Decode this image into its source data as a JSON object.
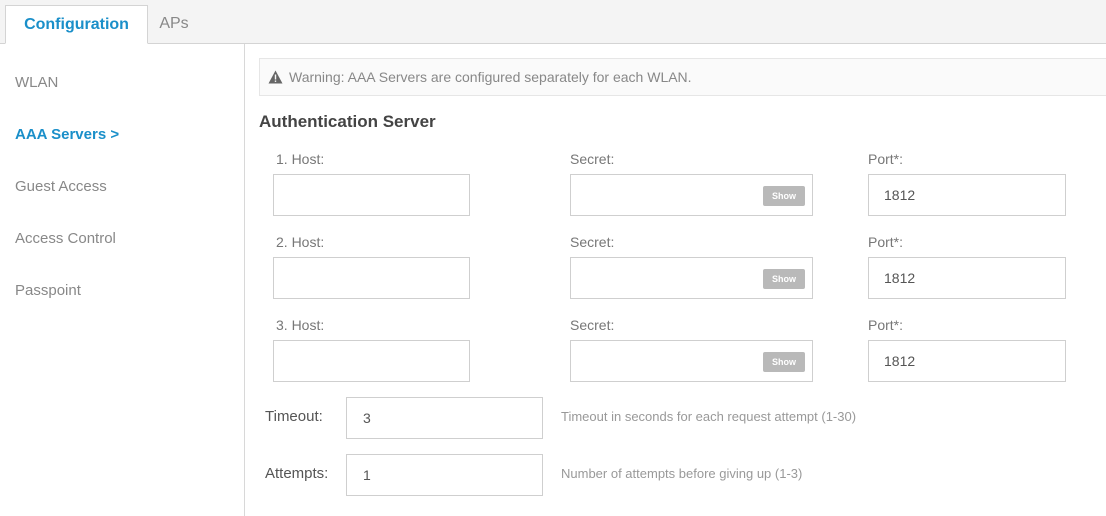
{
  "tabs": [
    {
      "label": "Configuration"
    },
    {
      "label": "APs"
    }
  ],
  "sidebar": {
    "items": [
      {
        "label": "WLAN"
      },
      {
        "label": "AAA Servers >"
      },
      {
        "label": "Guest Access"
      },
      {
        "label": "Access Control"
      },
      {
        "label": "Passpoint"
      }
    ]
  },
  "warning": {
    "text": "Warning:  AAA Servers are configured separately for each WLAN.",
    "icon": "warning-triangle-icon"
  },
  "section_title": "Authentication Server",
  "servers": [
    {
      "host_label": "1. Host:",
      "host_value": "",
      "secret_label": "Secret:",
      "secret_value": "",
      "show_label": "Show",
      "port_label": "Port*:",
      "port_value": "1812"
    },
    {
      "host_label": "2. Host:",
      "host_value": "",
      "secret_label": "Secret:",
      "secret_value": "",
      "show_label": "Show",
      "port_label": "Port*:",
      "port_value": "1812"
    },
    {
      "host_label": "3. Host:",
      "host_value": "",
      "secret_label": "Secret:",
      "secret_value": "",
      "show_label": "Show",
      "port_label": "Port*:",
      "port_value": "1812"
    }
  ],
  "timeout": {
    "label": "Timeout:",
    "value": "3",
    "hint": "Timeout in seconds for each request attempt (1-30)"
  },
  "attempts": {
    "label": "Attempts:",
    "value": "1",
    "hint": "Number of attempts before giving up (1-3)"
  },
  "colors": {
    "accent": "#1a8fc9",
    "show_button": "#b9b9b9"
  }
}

------------------------------

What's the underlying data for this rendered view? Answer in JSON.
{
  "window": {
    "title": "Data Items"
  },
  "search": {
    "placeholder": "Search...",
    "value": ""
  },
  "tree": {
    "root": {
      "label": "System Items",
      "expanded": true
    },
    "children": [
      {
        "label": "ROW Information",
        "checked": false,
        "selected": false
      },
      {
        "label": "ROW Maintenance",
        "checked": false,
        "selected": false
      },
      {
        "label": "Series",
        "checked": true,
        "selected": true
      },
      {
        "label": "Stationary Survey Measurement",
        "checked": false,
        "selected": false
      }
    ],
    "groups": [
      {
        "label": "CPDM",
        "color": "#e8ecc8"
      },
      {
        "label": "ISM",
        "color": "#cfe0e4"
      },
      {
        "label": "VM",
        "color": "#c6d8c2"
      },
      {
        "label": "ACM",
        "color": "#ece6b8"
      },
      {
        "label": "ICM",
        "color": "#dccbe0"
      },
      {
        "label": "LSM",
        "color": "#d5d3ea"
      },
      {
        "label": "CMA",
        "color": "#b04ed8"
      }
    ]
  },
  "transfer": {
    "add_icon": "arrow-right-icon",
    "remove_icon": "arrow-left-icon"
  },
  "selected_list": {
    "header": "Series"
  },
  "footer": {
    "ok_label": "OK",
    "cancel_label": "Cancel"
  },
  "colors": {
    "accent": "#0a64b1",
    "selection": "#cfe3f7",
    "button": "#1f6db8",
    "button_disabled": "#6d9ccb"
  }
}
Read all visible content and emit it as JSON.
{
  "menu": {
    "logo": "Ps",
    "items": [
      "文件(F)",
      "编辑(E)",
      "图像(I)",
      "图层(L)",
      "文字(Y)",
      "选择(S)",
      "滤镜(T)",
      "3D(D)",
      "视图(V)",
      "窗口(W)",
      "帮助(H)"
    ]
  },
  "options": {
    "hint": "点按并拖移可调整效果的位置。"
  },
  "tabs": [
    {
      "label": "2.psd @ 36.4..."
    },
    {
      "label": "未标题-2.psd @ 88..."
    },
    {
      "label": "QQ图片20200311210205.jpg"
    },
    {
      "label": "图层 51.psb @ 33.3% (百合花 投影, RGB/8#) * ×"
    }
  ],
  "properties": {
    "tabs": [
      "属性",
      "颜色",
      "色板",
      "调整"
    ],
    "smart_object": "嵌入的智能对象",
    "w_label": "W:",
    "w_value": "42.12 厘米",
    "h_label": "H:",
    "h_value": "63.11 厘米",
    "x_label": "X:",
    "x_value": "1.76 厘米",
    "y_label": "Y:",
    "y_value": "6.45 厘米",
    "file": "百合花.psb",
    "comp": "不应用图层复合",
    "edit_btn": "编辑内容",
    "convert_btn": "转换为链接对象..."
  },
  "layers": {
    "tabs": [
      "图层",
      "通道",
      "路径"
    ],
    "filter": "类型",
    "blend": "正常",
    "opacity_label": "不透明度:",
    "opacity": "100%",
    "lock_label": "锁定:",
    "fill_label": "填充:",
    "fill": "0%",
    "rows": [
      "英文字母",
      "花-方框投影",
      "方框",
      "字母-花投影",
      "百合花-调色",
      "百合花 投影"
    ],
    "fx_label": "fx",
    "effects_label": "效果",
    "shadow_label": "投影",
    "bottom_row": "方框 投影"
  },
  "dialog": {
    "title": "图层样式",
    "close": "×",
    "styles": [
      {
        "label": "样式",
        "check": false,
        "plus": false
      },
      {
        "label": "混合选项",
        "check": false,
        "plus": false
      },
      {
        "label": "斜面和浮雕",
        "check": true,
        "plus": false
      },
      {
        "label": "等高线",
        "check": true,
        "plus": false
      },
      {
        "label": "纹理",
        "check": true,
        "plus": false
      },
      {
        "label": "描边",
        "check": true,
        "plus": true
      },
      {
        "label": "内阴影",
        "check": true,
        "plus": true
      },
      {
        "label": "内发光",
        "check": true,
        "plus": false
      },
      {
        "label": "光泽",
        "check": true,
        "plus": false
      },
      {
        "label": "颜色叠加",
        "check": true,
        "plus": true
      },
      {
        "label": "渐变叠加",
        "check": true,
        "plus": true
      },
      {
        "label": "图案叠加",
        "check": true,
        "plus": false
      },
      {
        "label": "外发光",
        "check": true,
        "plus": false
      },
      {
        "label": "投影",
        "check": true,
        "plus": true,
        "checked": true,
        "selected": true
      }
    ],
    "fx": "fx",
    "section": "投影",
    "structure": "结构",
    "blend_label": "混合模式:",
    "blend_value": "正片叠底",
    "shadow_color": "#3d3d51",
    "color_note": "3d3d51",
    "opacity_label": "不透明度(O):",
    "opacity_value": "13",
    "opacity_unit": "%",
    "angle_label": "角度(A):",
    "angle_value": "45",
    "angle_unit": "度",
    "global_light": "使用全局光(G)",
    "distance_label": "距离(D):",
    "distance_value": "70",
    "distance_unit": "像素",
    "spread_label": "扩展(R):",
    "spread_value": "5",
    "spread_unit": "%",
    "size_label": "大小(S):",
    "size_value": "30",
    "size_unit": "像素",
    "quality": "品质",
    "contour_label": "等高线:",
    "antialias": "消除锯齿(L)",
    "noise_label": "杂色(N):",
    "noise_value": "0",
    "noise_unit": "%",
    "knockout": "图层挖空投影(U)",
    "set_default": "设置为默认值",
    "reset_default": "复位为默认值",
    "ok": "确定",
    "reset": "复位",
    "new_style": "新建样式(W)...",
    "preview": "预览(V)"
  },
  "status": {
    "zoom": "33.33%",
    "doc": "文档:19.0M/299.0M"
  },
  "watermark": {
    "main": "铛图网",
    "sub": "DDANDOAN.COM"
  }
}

------------------------------

▶ _Task requirements_:
Count how many lines above include the word "icon" and answer with that figure only.

▶ _Task result_:
3